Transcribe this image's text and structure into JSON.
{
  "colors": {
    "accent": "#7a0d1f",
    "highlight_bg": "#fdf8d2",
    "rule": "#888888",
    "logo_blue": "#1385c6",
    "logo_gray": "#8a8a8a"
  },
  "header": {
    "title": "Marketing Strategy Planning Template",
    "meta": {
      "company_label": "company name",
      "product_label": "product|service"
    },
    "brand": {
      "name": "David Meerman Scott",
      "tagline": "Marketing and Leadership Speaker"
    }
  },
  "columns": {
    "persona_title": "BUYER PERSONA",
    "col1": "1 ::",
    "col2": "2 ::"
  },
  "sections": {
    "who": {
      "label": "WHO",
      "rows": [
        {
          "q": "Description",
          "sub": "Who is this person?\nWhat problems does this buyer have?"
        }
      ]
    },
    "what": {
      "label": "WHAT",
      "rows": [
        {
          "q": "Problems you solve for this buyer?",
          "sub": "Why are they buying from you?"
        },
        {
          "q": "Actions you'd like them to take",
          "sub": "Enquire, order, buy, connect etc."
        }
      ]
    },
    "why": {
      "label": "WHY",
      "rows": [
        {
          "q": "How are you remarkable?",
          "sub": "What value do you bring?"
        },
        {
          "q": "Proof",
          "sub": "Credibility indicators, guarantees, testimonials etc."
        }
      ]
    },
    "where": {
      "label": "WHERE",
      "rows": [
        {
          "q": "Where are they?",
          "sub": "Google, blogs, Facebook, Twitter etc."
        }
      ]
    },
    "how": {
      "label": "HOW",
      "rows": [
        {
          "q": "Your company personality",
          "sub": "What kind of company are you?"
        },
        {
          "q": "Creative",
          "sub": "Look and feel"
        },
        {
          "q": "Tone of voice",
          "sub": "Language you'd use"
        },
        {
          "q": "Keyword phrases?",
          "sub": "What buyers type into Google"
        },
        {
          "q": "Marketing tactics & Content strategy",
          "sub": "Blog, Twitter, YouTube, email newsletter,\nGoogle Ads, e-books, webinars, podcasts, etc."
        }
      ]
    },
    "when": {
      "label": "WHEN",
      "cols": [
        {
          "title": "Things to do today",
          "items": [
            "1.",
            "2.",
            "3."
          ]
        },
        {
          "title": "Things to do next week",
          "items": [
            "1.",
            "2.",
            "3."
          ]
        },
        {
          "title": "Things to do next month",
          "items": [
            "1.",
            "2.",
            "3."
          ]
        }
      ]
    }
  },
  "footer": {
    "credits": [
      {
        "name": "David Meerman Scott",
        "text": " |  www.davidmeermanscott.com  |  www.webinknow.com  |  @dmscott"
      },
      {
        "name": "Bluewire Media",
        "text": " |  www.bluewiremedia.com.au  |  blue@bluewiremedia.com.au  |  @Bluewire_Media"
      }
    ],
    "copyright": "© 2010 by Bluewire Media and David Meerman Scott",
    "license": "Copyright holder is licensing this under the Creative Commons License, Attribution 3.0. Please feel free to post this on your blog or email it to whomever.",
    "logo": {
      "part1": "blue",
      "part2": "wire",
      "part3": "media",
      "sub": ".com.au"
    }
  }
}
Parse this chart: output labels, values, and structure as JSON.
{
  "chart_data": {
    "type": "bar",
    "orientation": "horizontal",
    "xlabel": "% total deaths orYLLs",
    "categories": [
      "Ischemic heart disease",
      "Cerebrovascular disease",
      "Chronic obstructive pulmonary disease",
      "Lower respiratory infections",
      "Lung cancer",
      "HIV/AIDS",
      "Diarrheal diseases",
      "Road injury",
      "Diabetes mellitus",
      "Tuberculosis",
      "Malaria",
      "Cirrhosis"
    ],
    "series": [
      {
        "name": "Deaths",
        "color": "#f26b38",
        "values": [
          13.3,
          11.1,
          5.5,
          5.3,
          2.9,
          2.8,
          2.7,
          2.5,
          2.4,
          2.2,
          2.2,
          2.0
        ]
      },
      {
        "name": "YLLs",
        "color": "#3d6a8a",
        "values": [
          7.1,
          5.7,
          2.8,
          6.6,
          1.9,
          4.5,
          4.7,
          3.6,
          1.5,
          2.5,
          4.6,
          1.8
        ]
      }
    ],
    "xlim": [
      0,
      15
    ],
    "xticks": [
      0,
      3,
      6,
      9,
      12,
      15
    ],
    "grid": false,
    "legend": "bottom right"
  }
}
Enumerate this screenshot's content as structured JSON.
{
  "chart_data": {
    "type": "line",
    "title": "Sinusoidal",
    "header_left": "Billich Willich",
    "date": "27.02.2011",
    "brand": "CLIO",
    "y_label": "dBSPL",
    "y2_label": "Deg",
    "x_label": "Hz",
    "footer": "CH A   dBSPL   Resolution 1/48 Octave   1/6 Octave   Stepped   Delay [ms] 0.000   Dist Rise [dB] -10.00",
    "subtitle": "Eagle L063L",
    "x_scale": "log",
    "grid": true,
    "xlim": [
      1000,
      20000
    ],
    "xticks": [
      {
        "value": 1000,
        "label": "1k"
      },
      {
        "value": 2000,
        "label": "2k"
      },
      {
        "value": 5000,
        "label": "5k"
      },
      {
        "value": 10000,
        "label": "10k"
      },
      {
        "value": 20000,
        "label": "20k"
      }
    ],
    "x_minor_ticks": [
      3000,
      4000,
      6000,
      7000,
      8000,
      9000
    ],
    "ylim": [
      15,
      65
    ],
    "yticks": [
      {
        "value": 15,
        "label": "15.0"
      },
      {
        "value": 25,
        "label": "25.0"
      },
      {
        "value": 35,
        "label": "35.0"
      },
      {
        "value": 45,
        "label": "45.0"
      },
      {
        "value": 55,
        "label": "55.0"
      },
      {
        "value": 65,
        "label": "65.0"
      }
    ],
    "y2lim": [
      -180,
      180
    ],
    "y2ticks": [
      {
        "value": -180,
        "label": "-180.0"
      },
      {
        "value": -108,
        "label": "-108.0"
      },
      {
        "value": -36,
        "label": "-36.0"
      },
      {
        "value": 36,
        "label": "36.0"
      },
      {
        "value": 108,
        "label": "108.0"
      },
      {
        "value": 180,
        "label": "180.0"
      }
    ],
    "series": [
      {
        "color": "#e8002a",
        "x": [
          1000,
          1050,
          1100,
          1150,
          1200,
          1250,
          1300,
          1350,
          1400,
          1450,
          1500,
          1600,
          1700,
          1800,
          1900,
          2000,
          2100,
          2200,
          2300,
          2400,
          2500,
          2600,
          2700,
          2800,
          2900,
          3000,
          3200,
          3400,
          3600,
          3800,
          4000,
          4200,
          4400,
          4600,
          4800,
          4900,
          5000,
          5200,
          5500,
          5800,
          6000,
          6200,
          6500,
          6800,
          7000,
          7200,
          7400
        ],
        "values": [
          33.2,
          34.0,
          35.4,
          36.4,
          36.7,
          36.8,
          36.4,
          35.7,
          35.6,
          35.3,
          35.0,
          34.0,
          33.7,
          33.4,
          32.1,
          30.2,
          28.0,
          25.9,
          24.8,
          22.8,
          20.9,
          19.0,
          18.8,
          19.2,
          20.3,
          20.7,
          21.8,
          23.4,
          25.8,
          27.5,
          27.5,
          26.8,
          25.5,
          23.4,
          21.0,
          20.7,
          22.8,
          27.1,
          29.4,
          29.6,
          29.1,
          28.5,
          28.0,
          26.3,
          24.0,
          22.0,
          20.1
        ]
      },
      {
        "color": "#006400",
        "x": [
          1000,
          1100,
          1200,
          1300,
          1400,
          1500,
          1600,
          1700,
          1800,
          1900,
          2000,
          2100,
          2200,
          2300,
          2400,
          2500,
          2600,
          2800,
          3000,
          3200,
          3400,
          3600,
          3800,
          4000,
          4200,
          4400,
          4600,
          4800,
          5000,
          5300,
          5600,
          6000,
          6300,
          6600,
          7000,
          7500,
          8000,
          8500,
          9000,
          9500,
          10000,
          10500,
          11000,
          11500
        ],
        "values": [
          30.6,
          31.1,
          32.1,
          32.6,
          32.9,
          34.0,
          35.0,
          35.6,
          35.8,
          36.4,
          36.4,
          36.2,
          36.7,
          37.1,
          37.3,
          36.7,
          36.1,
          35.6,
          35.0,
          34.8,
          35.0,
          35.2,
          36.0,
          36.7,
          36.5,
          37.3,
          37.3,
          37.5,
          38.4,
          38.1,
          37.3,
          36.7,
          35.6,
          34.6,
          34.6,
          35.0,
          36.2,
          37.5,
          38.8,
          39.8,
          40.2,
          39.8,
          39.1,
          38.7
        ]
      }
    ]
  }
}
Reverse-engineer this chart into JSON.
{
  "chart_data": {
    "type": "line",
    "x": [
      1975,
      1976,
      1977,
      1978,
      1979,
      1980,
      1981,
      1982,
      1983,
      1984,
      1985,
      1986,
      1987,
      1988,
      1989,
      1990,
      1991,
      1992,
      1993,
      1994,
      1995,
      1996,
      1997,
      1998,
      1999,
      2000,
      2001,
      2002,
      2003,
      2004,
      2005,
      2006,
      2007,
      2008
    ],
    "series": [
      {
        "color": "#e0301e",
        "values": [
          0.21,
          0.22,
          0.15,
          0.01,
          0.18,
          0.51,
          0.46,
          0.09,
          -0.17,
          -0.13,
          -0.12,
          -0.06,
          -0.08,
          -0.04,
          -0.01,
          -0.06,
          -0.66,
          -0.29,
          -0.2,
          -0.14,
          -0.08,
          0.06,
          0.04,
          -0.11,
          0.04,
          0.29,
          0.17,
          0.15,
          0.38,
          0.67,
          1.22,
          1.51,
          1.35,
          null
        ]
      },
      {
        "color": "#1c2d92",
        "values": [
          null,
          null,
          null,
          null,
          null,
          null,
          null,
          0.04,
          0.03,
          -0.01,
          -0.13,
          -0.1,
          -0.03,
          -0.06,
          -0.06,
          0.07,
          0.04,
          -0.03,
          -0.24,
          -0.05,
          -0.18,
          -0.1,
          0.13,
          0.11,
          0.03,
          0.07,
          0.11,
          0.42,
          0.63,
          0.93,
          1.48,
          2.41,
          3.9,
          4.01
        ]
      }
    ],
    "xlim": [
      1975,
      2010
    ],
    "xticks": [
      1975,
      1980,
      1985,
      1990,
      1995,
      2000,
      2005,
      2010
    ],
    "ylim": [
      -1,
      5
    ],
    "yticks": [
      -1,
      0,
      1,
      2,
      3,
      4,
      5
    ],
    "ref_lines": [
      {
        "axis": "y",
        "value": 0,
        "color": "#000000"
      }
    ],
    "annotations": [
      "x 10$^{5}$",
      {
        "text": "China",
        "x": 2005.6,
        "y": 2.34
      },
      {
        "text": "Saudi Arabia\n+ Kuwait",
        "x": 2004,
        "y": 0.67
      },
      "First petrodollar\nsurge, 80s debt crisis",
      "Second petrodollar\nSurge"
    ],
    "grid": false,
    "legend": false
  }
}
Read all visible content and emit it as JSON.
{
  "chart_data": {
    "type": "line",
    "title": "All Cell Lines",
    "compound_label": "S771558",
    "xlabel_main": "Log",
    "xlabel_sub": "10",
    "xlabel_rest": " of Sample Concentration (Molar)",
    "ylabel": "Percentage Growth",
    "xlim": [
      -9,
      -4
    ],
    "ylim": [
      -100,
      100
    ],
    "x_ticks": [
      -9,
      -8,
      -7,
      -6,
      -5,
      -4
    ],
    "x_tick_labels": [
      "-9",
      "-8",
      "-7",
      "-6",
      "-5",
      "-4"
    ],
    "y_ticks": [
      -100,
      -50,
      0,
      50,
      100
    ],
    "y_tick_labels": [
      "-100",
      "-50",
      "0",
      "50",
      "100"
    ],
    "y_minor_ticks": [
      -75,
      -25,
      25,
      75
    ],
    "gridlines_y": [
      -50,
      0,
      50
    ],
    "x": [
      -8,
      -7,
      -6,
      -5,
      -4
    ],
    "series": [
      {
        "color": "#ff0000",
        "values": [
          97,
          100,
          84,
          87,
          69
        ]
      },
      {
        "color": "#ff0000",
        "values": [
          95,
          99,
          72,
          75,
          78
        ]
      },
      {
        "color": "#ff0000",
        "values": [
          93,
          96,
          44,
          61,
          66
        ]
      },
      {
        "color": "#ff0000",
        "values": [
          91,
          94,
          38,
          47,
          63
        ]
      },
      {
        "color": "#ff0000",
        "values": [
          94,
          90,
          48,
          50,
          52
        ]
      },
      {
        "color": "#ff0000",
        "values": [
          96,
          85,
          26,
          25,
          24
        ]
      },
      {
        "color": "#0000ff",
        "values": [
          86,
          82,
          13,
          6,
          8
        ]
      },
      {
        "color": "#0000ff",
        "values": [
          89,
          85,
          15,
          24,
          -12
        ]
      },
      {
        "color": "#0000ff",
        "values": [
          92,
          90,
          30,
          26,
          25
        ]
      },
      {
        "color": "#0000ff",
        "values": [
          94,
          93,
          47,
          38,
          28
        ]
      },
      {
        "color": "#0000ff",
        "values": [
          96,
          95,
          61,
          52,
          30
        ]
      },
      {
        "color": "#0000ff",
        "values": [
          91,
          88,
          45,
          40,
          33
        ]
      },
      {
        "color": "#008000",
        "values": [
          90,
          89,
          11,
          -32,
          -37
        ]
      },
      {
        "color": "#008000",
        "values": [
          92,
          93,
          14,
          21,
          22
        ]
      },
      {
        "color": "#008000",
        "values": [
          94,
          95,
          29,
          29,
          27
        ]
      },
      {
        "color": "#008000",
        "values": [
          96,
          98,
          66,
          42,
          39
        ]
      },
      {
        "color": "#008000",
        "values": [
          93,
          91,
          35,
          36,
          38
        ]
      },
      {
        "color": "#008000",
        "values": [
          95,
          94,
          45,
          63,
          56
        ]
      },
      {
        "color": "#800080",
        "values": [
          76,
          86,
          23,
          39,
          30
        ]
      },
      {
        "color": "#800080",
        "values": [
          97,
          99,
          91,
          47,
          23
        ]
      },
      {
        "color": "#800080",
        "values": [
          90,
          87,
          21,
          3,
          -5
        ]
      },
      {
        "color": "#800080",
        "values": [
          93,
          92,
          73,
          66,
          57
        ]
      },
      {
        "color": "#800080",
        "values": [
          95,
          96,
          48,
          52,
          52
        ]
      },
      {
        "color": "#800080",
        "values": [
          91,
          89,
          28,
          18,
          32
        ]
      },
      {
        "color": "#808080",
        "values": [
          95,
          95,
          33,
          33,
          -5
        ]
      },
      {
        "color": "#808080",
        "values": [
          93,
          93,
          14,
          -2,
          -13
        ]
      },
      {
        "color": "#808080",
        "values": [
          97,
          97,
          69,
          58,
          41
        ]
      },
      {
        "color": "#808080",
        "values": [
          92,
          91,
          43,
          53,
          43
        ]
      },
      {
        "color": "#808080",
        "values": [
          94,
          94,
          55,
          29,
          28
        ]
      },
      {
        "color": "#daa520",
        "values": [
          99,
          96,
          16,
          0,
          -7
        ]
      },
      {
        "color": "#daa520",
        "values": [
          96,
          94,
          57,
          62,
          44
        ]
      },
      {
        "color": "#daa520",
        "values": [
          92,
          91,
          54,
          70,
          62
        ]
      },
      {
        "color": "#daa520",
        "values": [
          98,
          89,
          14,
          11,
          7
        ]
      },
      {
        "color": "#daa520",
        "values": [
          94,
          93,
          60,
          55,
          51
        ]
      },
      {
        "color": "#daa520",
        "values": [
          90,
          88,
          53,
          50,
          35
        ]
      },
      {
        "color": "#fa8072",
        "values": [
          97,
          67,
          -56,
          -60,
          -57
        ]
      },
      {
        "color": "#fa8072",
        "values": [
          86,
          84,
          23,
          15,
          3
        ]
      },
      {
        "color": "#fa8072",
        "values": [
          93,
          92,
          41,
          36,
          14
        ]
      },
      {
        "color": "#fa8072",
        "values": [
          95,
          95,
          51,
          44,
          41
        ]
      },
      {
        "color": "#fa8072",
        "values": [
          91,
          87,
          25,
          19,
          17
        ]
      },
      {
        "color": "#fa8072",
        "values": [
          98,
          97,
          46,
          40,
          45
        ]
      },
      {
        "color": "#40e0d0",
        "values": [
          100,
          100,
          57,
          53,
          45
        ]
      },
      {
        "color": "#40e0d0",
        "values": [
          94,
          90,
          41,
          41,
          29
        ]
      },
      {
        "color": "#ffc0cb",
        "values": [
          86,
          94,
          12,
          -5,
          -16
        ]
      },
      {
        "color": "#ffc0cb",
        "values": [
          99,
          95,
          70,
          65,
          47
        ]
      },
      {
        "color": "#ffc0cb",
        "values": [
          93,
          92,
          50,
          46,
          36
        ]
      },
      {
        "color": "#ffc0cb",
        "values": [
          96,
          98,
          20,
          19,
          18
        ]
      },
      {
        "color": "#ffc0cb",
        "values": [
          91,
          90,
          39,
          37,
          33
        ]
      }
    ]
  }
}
==*==
• [Stated exercise]:
In the records above, collect each line with "email".

• [Task answer]:
          "sub": "Blog, Twitter, YouTube, email newsletter,\nGoogle Ads, e-books, webinars, podcasts, etc."
    "license": "Copyright holder is licensing this under the Creative Commons License, Attribution 3.0. Please feel free to post this on your blog or email it to whomever.",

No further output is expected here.